■ GOAL OF THE EXERCISE ■
Review the material line by line. Identify and copy every line that contains the string "above".

■ MATERIAL SHOWN ■
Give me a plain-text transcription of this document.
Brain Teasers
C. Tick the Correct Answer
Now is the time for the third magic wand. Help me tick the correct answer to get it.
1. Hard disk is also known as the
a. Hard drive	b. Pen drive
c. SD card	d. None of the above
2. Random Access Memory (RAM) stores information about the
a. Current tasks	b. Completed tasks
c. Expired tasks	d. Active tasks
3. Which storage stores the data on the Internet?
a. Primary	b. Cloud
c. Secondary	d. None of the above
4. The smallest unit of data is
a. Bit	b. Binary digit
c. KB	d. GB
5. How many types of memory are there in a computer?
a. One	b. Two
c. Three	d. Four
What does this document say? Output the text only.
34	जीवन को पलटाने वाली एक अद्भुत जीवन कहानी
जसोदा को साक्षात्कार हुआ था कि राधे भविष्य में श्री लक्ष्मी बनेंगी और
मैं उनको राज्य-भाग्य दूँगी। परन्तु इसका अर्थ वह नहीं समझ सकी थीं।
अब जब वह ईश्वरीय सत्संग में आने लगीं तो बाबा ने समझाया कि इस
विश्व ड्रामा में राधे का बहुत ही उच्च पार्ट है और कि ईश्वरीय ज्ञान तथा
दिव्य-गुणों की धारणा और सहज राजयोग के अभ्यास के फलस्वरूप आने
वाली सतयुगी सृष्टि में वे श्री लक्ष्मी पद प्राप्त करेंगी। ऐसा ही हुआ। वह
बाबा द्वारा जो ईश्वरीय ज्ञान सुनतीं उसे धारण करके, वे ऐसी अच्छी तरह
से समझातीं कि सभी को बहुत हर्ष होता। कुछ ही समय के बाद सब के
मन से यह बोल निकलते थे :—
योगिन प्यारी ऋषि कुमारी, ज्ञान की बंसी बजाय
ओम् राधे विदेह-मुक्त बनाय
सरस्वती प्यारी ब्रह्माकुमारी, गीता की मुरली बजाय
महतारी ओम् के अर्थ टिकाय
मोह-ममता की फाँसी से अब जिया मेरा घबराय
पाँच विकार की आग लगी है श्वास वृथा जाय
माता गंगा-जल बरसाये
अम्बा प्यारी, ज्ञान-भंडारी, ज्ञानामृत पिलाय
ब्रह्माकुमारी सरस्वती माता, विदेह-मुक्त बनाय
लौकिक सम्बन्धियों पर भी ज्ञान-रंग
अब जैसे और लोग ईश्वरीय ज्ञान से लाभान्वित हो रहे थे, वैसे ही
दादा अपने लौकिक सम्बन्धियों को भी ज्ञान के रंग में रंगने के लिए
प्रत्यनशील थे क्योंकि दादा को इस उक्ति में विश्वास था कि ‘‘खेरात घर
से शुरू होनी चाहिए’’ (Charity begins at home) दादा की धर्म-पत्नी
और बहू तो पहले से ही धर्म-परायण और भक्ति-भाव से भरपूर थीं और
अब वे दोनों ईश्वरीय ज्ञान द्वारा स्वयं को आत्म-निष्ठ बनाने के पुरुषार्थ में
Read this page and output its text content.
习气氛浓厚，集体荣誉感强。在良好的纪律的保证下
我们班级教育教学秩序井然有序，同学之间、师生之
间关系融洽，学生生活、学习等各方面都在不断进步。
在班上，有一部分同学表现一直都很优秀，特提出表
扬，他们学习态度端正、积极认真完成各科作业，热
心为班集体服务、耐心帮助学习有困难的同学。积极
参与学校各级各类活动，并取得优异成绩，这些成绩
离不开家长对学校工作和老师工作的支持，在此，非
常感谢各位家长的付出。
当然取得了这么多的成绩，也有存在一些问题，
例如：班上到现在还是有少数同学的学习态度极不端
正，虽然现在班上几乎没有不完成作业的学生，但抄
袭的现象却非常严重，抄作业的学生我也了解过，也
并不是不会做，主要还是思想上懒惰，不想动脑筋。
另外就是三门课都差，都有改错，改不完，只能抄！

■ RESULT OF THE EXERCISE ■
c. SD card	d. None of the above
c. Secondary	d. None of the above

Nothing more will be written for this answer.